> _Supplied information_:

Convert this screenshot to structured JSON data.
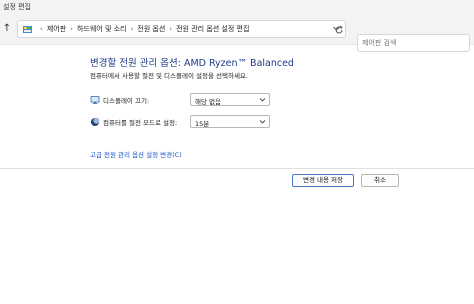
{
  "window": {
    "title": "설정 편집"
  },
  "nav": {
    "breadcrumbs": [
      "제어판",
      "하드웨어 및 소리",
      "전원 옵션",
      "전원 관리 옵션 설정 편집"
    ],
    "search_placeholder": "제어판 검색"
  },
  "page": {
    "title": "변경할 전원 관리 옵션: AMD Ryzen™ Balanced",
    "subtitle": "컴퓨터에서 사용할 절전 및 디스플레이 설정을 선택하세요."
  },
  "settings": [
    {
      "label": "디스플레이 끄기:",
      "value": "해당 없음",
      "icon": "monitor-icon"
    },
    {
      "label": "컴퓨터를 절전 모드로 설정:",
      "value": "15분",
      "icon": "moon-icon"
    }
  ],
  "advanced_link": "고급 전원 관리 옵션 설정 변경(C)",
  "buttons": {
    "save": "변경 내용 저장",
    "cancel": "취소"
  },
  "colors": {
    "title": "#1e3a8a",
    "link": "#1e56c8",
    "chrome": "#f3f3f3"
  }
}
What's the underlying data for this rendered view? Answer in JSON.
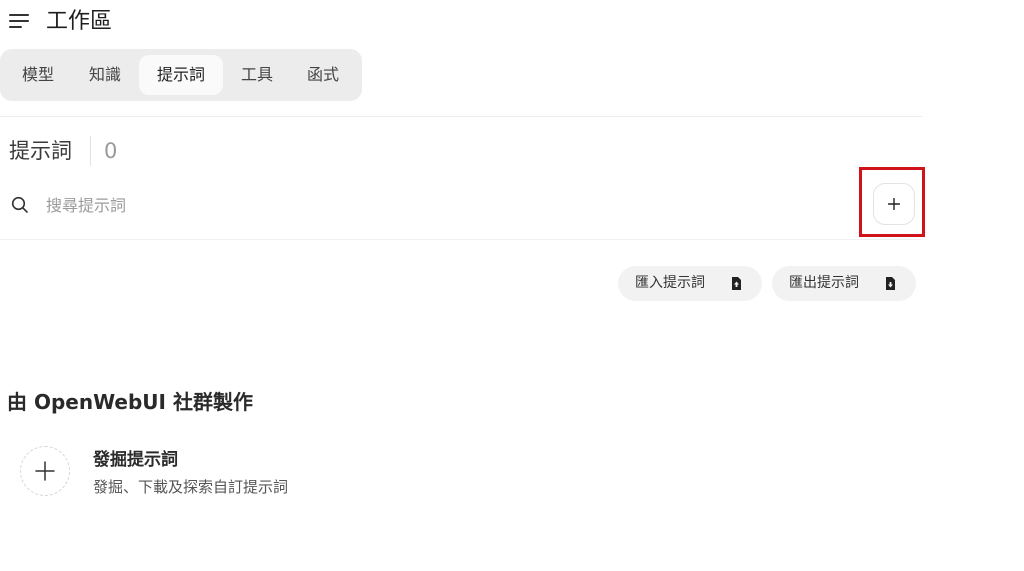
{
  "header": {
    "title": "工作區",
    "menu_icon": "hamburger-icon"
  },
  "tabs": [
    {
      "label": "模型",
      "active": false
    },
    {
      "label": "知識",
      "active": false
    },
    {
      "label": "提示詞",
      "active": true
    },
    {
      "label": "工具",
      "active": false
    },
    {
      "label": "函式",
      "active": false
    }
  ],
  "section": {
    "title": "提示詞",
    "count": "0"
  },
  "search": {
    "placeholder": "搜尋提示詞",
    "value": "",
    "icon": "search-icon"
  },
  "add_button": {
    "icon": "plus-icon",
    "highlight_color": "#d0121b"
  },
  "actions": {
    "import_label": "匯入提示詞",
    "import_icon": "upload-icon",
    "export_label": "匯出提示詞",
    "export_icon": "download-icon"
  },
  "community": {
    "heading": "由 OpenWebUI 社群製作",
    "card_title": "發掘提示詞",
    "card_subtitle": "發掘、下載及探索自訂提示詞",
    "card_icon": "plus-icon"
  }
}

> _Task statement_: Set down, unchanged, only the lines running from the line with "What's the underlying" to the last line, including both. Pictures stay out of the copy.

> _Solution to this task_:
What's the underlying data for this rendered view? Answer in JSON.
{
  "header": {
    "title": "工作區",
    "menu_icon": "hamburger-icon"
  },
  "tabs": [
    {
      "label": "模型",
      "active": false
    },
    {
      "label": "知識",
      "active": false
    },
    {
      "label": "提示詞",
      "active": true
    },
    {
      "label": "工具",
      "active": false
    },
    {
      "label": "函式",
      "active": false
    }
  ],
  "section": {
    "title": "提示詞",
    "count": "0"
  },
  "search": {
    "placeholder": "搜尋提示詞",
    "value": "",
    "icon": "search-icon"
  },
  "add_button": {
    "icon": "plus-icon",
    "highlight_color": "#d0121b"
  },
  "actions": {
    "import_label": "匯入提示詞",
    "import_icon": "upload-icon",
    "export_label": "匯出提示詞",
    "export_icon": "download-icon"
  },
  "community": {
    "heading": "由 OpenWebUI 社群製作",
    "card_title": "發掘提示詞",
    "card_subtitle": "發掘、下載及探索自訂提示詞",
    "card_icon": "plus-icon"
  }
}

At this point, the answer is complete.